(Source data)
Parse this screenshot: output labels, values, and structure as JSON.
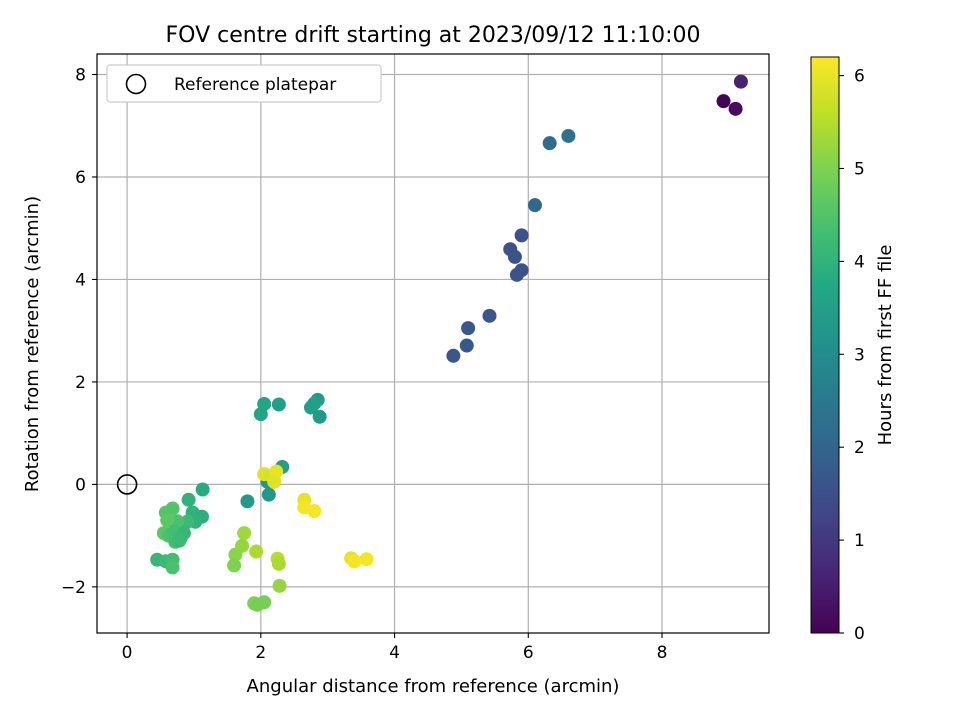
{
  "chart_data": {
    "type": "scatter",
    "title": "FOV centre drift starting at 2023/09/12 11:10:00",
    "xlabel": "Angular distance from reference (arcmin)",
    "ylabel": "Rotation from reference (arcmin)",
    "xlim": [
      -0.45,
      9.6
    ],
    "ylim": [
      -2.9,
      8.4
    ],
    "xticks": [
      0,
      2,
      4,
      6,
      8
    ],
    "yticks": [
      -2,
      0,
      2,
      4,
      6,
      8
    ],
    "xticklabels": [
      "0",
      "2",
      "4",
      "6",
      "8"
    ],
    "yticklabels": [
      "−2",
      "0",
      "2",
      "4",
      "6",
      "8"
    ],
    "grid": true,
    "legend": {
      "position": "top-left",
      "label": "Reference platepar"
    },
    "reference_point": {
      "x": 0,
      "y": 0
    },
    "colorbar": {
      "label": "Hours from first FF file",
      "range": [
        0,
        6.2
      ],
      "ticks": [
        0,
        1,
        2,
        3,
        4,
        5,
        6
      ],
      "ticklabels": [
        "0",
        "1",
        "2",
        "3",
        "4",
        "5",
        "6"
      ],
      "colormap": "viridis"
    },
    "points": [
      {
        "x": 8.92,
        "y": 7.48,
        "h": 0.05
      },
      {
        "x": 9.1,
        "y": 7.33,
        "h": 0.2
      },
      {
        "x": 9.18,
        "y": 7.86,
        "h": 0.6
      },
      {
        "x": 6.6,
        "y": 6.8,
        "h": 2.3
      },
      {
        "x": 6.32,
        "y": 6.66,
        "h": 2.2
      },
      {
        "x": 6.1,
        "y": 5.45,
        "h": 2.1
      },
      {
        "x": 5.9,
        "y": 4.86,
        "h": 1.6
      },
      {
        "x": 5.73,
        "y": 4.59,
        "h": 1.6
      },
      {
        "x": 5.8,
        "y": 4.44,
        "h": 1.6
      },
      {
        "x": 5.9,
        "y": 4.18,
        "h": 1.6
      },
      {
        "x": 5.83,
        "y": 4.09,
        "h": 1.6
      },
      {
        "x": 5.42,
        "y": 3.29,
        "h": 1.7
      },
      {
        "x": 5.1,
        "y": 3.05,
        "h": 1.7
      },
      {
        "x": 5.08,
        "y": 2.71,
        "h": 1.7
      },
      {
        "x": 4.88,
        "y": 2.51,
        "h": 1.7
      },
      {
        "x": 2.85,
        "y": 1.65,
        "h": 3.4
      },
      {
        "x": 2.8,
        "y": 1.58,
        "h": 3.5
      },
      {
        "x": 2.75,
        "y": 1.5,
        "h": 3.5
      },
      {
        "x": 2.88,
        "y": 1.32,
        "h": 3.4
      },
      {
        "x": 2.27,
        "y": 1.56,
        "h": 3.5
      },
      {
        "x": 2.05,
        "y": 1.57,
        "h": 3.6
      },
      {
        "x": 2.0,
        "y": 1.37,
        "h": 3.6
      },
      {
        "x": 2.32,
        "y": 0.34,
        "h": 3.5
      },
      {
        "x": 2.1,
        "y": 0.05,
        "h": 3.3
      },
      {
        "x": 2.12,
        "y": -0.2,
        "h": 3.3
      },
      {
        "x": 1.8,
        "y": -0.33,
        "h": 3.4
      },
      {
        "x": 1.13,
        "y": -0.1,
        "h": 3.8
      },
      {
        "x": 0.92,
        "y": -0.3,
        "h": 4.0
      },
      {
        "x": 0.98,
        "y": -0.55,
        "h": 4.0
      },
      {
        "x": 1.12,
        "y": -0.63,
        "h": 3.9
      },
      {
        "x": 1.02,
        "y": -0.73,
        "h": 4.0
      },
      {
        "x": 0.9,
        "y": -0.73,
        "h": 4.2
      },
      {
        "x": 0.8,
        "y": -0.85,
        "h": 4.1
      },
      {
        "x": 0.75,
        "y": -0.72,
        "h": 4.4
      },
      {
        "x": 0.68,
        "y": -0.47,
        "h": 4.5
      },
      {
        "x": 0.58,
        "y": -0.55,
        "h": 4.5
      },
      {
        "x": 0.6,
        "y": -0.7,
        "h": 4.6
      },
      {
        "x": 0.55,
        "y": -0.95,
        "h": 4.6
      },
      {
        "x": 0.62,
        "y": -1.0,
        "h": 4.4
      },
      {
        "x": 0.7,
        "y": -0.92,
        "h": 4.3
      },
      {
        "x": 0.8,
        "y": -1.05,
        "h": 4.2
      },
      {
        "x": 0.85,
        "y": -0.95,
        "h": 4.1
      },
      {
        "x": 0.72,
        "y": -1.12,
        "h": 4.3
      },
      {
        "x": 0.78,
        "y": -1.1,
        "h": 4.2
      },
      {
        "x": 0.45,
        "y": -1.47,
        "h": 4.1
      },
      {
        "x": 0.58,
        "y": -1.5,
        "h": 4.2
      },
      {
        "x": 0.68,
        "y": -1.47,
        "h": 4.3
      },
      {
        "x": 0.68,
        "y": -1.62,
        "h": 4.4
      },
      {
        "x": 1.75,
        "y": -0.95,
        "h": 5.3
      },
      {
        "x": 1.72,
        "y": -1.2,
        "h": 5.2
      },
      {
        "x": 1.62,
        "y": -1.37,
        "h": 5.1
      },
      {
        "x": 1.6,
        "y": -1.58,
        "h": 5.0
      },
      {
        "x": 1.93,
        "y": -1.31,
        "h": 5.4
      },
      {
        "x": 2.25,
        "y": -1.45,
        "h": 5.5
      },
      {
        "x": 2.27,
        "y": -1.55,
        "h": 5.4
      },
      {
        "x": 2.28,
        "y": -1.98,
        "h": 5.2
      },
      {
        "x": 1.9,
        "y": -2.32,
        "h": 5.0
      },
      {
        "x": 1.95,
        "y": -2.35,
        "h": 4.9
      },
      {
        "x": 2.05,
        "y": -2.3,
        "h": 4.9
      },
      {
        "x": 2.05,
        "y": 0.2,
        "h": 5.9
      },
      {
        "x": 2.15,
        "y": 0.17,
        "h": 5.8
      },
      {
        "x": 2.23,
        "y": 0.25,
        "h": 6.0
      },
      {
        "x": 2.2,
        "y": 0.05,
        "h": 5.9
      },
      {
        "x": 2.65,
        "y": -0.3,
        "h": 6.0
      },
      {
        "x": 2.65,
        "y": -0.45,
        "h": 6.1
      },
      {
        "x": 2.8,
        "y": -0.52,
        "h": 6.1
      },
      {
        "x": 3.35,
        "y": -1.44,
        "h": 6.0
      },
      {
        "x": 3.4,
        "y": -1.5,
        "h": 6.1
      },
      {
        "x": 3.58,
        "y": -1.46,
        "h": 6.1
      }
    ]
  }
}
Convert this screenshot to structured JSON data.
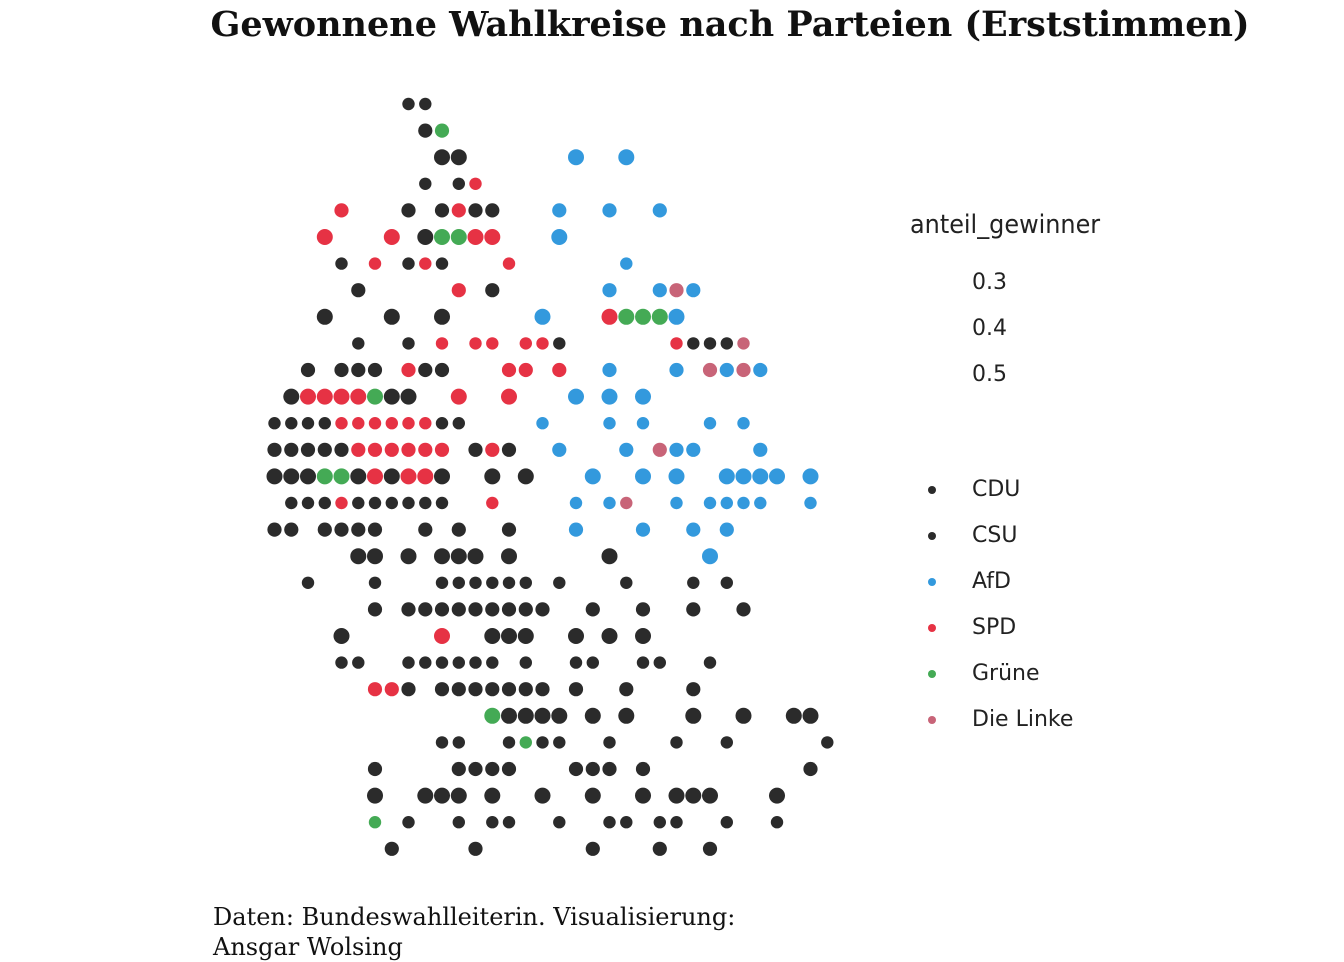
{
  "title": "Gewonnene Wahlkreise nach Parteien (Erststimmen)",
  "caption": "Daten: Bundeswahlleiterin. Visualisierung: Ansgar Wolsing",
  "legend": {
    "size_title": "anteil_gewinner",
    "size_entries": [
      "0.3",
      "0.4",
      "0.5"
    ],
    "parties": [
      {
        "name": "CDU",
        "color": "#2b2b2b"
      },
      {
        "name": "CSU",
        "color": "#2b2b2b"
      },
      {
        "name": "AfD",
        "color": "#3399dd"
      },
      {
        "name": "SPD",
        "color": "#e63244"
      },
      {
        "name": "Grüne",
        "color": "#44aa55"
      },
      {
        "name": "Die Linke",
        "color": "#c86478"
      }
    ]
  },
  "chart_data": {
    "type": "scatter",
    "title": "Gewonnene Wahlkreise nach Parteien (Erststimmen)",
    "size_variable": "anteil_gewinner",
    "grid": false,
    "axes": false,
    "colors": {
      "C": "#2b2b2b",
      "A": "#3399dd",
      "S": "#e63244",
      "G": "#44aa55",
      "L": "#c86478"
    },
    "rows": [
      [
        "..........CC......................."
      ],
      [
        "...........CG......................"
      ],
      [
        "............CC......A..A..........."
      ],
      [
        "...........C.CS...................."
      ],
      [
        "......S...C.CSCC...A..A..A........."
      ],
      [
        ".....S...S.CGGSS...A..............."
      ],
      [
        "......C.S.CSC...S......A..........."
      ],
      [
        ".......C.....S.C......A..ALA......."
      ],
      [
        ".....C...C..C.....A...SGGGA........"
      ],
      [
        ".......C..C.S.SS.SSC......SCCCL...."
      ],
      [
        "....C.CCC.SCC...SS.S..A...A.LALA..."
      ],
      [
        "...CSSSSGCC..S..S...A.A.A.........."
      ],
      [
        "..CCCCSSSSSSCC....A...A.A...A.A...."
      ],
      [
        "..CCCCCSSSSSS.CSC..A...A.LAA...A..."
      ],
      [
        "..CCCGGCSCSSC..C.C...A..A.A..AAAA.A"
      ],
      [
        "...CCCSCCCCCC..S....A.AL..A.AAAA..A"
      ],
      [
        "..CC.CCCC..C.C..C...A...A..A.A....."
      ],
      [
        ".......CC.C.CCC.C.....C.....A......"
      ],
      [
        "....C...C...CCCCCC.C...C...C.C....."
      ],
      [
        "........C.CCCCCCCCC..C..C..C..C...."
      ],
      [
        "......C.....S..CCC..C.C.C.........."
      ],
      [
        "......CC..CCCCCC.C..CC..CC..C......"
      ],
      [
        "........SSC.CCCCCCC.C..C...C......."
      ],
      [
        "...............GCCCC.C.C...C..C..CC"
      ],
      [
        "............CC..CGCC..C...C..C.....C"
      ],
      [
        "........C....CCCC...CCC.C.........C"
      ],
      [
        "........C..CCC.C..C..C..C.CCC...C.."
      ],
      [
        "........G.C..C.CC..C..CC.CC..C..C.."
      ],
      [
        ".........C....C......C...C..C......"
      ]
    ]
  }
}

_Task to carry out:_ Tally up the lines in the records containing the word "Wahlkreise", then give the count and nothing else.

_Written solution:_ 2